### Goal
Below is a set of records; restate each one word for word.

### Supplied records
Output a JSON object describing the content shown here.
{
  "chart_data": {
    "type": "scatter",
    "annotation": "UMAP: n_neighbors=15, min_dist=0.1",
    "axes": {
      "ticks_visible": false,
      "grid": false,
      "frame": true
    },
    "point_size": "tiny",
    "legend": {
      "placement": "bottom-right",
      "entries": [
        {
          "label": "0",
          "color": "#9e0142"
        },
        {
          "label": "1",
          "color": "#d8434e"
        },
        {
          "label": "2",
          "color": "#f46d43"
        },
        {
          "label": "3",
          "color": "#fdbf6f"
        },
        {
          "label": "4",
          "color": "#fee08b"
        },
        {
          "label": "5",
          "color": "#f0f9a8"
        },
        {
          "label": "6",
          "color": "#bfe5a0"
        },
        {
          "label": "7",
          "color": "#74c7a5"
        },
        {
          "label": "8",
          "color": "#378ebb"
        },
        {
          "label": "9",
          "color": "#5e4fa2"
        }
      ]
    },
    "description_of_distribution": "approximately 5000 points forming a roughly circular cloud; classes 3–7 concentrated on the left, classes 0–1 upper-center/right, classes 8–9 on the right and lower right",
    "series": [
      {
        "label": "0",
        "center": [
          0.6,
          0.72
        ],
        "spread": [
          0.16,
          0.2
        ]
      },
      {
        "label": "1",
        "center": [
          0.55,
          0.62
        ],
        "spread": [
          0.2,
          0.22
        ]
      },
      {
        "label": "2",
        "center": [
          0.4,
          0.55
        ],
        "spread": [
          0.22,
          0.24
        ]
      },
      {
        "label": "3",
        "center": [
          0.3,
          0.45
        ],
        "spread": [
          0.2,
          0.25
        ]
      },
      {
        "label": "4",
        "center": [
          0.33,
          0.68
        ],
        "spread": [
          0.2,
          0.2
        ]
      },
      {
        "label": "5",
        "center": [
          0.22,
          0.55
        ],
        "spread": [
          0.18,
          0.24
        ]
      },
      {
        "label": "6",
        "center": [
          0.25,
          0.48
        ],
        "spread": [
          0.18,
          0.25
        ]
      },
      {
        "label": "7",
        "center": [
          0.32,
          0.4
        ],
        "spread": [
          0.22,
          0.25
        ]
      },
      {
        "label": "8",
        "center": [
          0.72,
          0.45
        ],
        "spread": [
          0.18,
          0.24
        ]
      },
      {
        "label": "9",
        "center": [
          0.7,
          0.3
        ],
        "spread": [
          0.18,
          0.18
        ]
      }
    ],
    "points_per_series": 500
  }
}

### Task output
Output a JSON object describing the content shown here.
{
  "chart_data": {
    "type": "scatter",
    "annotation": "UMAP: n_neighbors=15, min_dist=0.1",
    "axes": {
      "ticks_visible": false,
      "grid": false,
      "frame": true
    },
    "point_size": "tiny",
    "legend": {
      "placement": "bottom-right",
      "entries": [
        {
          "label": "0",
          "color": "#9e0142"
        },
        {
          "label": "1",
          "color": "#d8434e"
        },
        {
          "label": "2",
          "color": "#f46d43"
        },
        {
          "label": "3",
          "color": "#fdbf6f"
        },
        {
          "label": "4",
          "color": "#fee08b"
        },
        {
          "label": "5",
          "color": "#f0f9a8"
        },
        {
          "label": "6",
          "color": "#bfe5a0"
        },
        {
          "label": "7",
          "color": "#74c7a5"
        },
        {
          "label": "8",
          "color": "#378ebb"
        },
        {
          "label": "9",
          "color": "#5e4fa2"
        }
      ]
    },
    "description_of_distribution": "approximately 5000 points forming a roughly circular cloud; classes 3–7 concentrated on the left, classes 0–1 upper-center/right, classes 8–9 on the right and lower right",
    "series": [
      {
        "label": "0",
        "center": [
          0.6,
          0.72
        ],
        "spread": [
          0.16,
          0.2
        ]
      },
      {
        "label": "1",
        "center": [
          0.55,
          0.62
        ],
        "spread": [
          0.2,
          0.22
        ]
      },
      {
        "label": "2",
        "center": [
          0.4,
          0.55
        ],
        "spread": [
          0.22,
          0.24
        ]
      },
      {
        "label": "3",
        "center": [
          0.3,
          0.45
        ],
        "spread": [
          0.2,
          0.25
        ]
      },
      {
        "label": "4",
        "center": [
          0.33,
          0.68
        ],
        "spread": [
          0.2,
          0.2
        ]
      },
      {
        "label": "5",
        "center": [
          0.22,
          0.55
        ],
        "spread": [
          0.18,
          0.24
        ]
      },
      {
        "label": "6",
        "center": [
          0.25,
          0.48
        ],
        "spread": [
          0.18,
          0.25
        ]
      },
      {
        "label": "7",
        "center": [
          0.32,
          0.4
        ],
        "spread": [
          0.22,
          0.25
        ]
      },
      {
        "label": "8",
        "center": [
          0.72,
          0.45
        ],
        "spread": [
          0.18,
          0.24
        ]
      },
      {
        "label": "9",
        "center": [
          0.7,
          0.3
        ],
        "spread": [
          0.18,
          0.18
        ]
      }
    ],
    "points_per_series": 500
  }
}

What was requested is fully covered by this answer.